- [Objective] Look below. Copy each line that has "this" in it.

- [Provided entries]

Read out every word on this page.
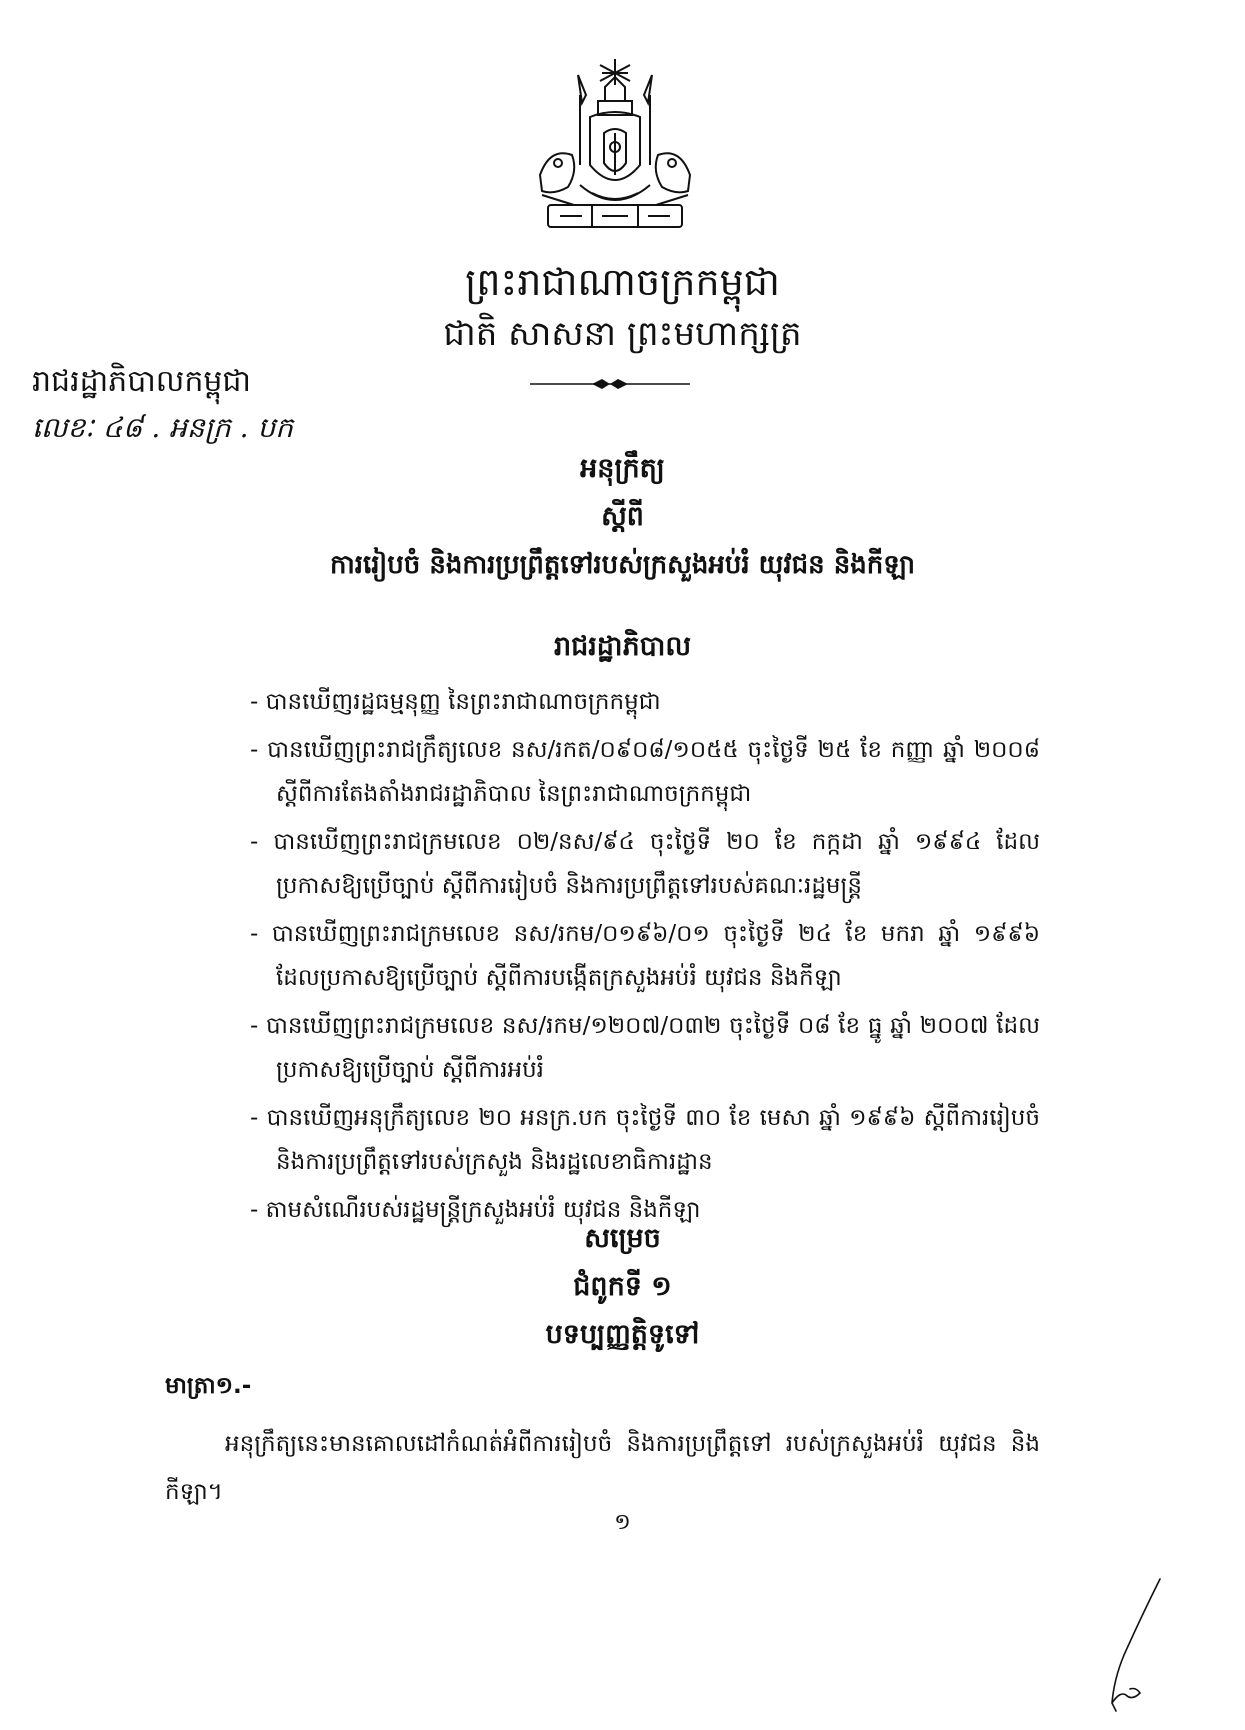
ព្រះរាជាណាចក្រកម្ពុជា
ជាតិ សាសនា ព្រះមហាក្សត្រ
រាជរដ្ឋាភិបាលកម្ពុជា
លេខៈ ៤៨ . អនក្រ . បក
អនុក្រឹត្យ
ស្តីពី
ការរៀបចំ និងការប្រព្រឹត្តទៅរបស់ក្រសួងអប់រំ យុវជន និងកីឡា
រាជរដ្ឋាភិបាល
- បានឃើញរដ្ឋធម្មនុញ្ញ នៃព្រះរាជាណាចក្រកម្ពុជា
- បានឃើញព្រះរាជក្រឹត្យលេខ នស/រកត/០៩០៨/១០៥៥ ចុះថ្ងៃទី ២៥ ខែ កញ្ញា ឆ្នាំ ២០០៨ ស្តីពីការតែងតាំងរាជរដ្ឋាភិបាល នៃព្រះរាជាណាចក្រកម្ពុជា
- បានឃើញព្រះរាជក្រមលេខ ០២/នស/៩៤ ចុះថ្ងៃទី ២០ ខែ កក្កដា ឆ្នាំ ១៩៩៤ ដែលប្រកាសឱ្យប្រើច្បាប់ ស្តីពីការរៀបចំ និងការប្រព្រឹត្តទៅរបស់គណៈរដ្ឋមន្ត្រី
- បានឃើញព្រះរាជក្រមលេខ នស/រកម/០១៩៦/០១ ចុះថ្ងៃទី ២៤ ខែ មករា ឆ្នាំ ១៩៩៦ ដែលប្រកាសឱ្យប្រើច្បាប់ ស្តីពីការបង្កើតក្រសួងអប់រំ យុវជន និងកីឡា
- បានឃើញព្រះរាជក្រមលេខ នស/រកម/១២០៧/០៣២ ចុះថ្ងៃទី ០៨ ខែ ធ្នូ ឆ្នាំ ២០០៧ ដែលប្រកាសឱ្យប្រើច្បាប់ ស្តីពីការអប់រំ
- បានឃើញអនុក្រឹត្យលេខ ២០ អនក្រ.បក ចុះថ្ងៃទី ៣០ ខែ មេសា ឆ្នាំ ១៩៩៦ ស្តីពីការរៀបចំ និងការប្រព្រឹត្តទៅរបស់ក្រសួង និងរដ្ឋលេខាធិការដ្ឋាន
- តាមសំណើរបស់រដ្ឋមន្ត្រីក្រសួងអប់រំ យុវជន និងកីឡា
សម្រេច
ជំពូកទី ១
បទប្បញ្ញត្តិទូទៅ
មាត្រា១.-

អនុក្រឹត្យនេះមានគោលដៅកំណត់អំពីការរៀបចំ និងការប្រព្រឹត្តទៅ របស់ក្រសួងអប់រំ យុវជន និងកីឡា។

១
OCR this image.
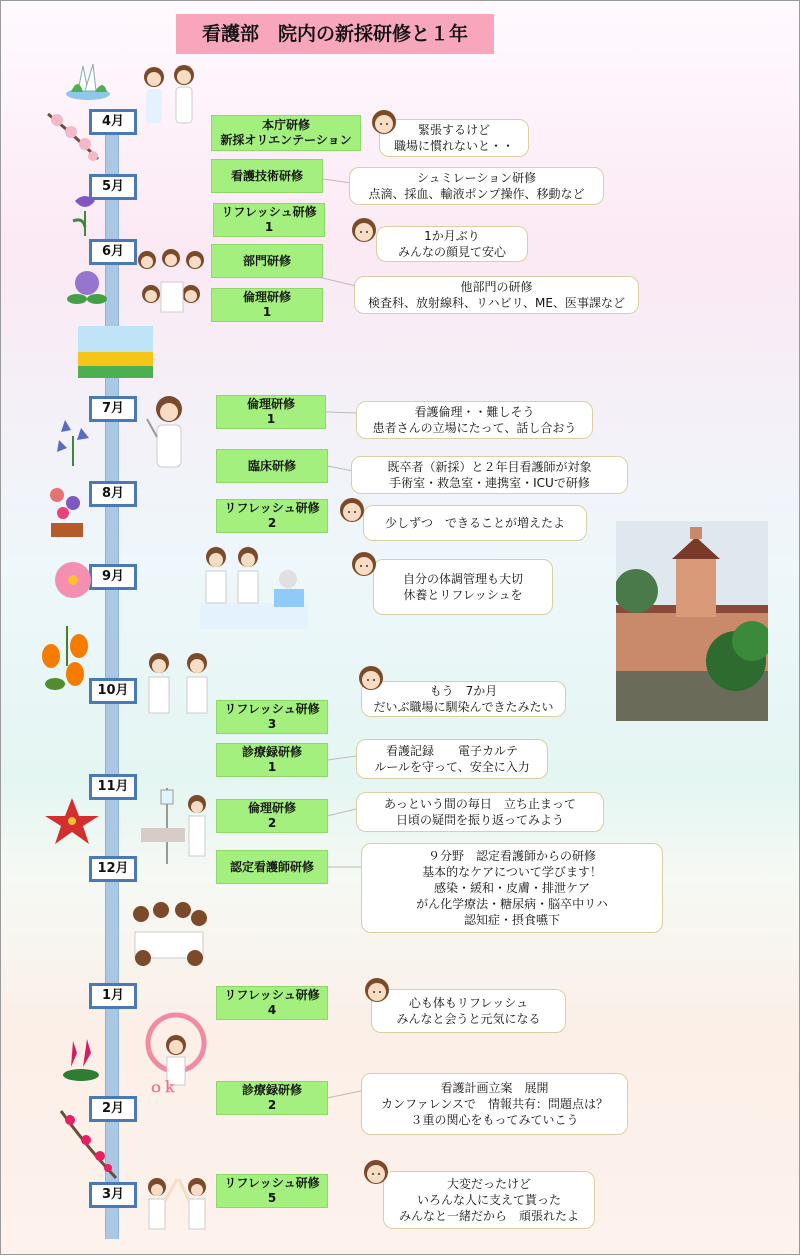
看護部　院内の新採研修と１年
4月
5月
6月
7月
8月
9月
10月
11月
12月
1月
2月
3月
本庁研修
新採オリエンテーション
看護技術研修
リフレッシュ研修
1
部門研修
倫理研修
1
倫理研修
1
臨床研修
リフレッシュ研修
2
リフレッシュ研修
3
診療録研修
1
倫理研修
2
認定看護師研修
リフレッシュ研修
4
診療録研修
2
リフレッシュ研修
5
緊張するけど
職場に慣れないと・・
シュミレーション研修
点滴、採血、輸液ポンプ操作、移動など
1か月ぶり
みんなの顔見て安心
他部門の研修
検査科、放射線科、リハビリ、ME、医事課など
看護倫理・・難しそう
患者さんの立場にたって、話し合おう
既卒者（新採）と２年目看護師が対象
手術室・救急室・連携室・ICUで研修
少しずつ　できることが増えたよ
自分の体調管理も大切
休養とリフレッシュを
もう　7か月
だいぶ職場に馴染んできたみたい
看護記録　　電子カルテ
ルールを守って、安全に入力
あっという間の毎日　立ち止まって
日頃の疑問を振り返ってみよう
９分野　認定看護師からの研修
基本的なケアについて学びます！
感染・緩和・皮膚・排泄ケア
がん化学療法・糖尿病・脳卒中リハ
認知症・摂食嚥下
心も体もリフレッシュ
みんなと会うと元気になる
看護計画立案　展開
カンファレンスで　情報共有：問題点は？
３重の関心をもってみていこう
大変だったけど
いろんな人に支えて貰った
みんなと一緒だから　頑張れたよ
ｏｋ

- [Exercise solution]
Read out every word on this page.
OCR this image.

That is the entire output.